* Task instructions: Copy every entry exactly.

Items listed in a dataset:

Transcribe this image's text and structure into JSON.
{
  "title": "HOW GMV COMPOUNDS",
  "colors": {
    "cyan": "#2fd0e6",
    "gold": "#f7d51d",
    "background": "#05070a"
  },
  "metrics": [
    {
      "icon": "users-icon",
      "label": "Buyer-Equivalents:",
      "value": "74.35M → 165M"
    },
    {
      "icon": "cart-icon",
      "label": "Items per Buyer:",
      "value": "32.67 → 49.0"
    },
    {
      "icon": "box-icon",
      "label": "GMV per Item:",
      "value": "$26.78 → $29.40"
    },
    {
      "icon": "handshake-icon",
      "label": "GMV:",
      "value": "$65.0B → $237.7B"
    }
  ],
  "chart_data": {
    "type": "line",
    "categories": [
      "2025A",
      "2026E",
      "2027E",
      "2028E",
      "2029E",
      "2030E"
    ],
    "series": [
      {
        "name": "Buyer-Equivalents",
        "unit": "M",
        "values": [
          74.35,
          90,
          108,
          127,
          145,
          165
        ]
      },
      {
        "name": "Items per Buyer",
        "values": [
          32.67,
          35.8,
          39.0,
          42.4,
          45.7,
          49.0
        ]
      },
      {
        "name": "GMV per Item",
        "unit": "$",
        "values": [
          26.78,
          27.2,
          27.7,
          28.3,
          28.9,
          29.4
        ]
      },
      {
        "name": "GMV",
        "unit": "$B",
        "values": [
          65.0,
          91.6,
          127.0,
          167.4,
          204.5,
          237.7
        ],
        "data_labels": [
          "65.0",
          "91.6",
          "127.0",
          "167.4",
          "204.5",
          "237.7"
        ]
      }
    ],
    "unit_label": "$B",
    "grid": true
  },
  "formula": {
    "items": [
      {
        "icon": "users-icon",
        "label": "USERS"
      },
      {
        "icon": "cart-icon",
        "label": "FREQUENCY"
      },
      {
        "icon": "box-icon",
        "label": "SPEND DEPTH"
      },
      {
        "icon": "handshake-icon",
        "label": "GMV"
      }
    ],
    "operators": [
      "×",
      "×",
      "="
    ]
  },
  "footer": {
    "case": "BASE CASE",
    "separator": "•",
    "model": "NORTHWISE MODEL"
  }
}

* Solution:
Transcribe this image's text and structure into JSON.
{
  "title": "HOW GMV COMPOUNDS",
  "colors": {
    "cyan": "#2fd0e6",
    "gold": "#f7d51d",
    "background": "#05070a"
  },
  "metrics": [
    {
      "icon": "users-icon",
      "label": "Buyer-Equivalents:",
      "value": "74.35M → 165M"
    },
    {
      "icon": "cart-icon",
      "label": "Items per Buyer:",
      "value": "32.67 → 49.0"
    },
    {
      "icon": "box-icon",
      "label": "GMV per Item:",
      "value": "$26.78 → $29.40"
    },
    {
      "icon": "handshake-icon",
      "label": "GMV:",
      "value": "$65.0B → $237.7B"
    }
  ],
  "chart_data": {
    "type": "line",
    "categories": [
      "2025A",
      "2026E",
      "2027E",
      "2028E",
      "2029E",
      "2030E"
    ],
    "series": [
      {
        "name": "Buyer-Equivalents",
        "unit": "M",
        "values": [
          74.35,
          90,
          108,
          127,
          145,
          165
        ]
      },
      {
        "name": "Items per Buyer",
        "values": [
          32.67,
          35.8,
          39.0,
          42.4,
          45.7,
          49.0
        ]
      },
      {
        "name": "GMV per Item",
        "unit": "$",
        "values": [
          26.78,
          27.2,
          27.7,
          28.3,
          28.9,
          29.4
        ]
      },
      {
        "name": "GMV",
        "unit": "$B",
        "values": [
          65.0,
          91.6,
          127.0,
          167.4,
          204.5,
          237.7
        ],
        "data_labels": [
          "65.0",
          "91.6",
          "127.0",
          "167.4",
          "204.5",
          "237.7"
        ]
      }
    ],
    "unit_label": "$B",
    "grid": true
  },
  "formula": {
    "items": [
      {
        "icon": "users-icon",
        "label": "USERS"
      },
      {
        "icon": "cart-icon",
        "label": "FREQUENCY"
      },
      {
        "icon": "box-icon",
        "label": "SPEND DEPTH"
      },
      {
        "icon": "handshake-icon",
        "label": "GMV"
      }
    ],
    "operators": [
      "×",
      "×",
      "="
    ]
  },
  "footer": {
    "case": "BASE CASE",
    "separator": "•",
    "model": "NORTHWISE MODEL"
  }
}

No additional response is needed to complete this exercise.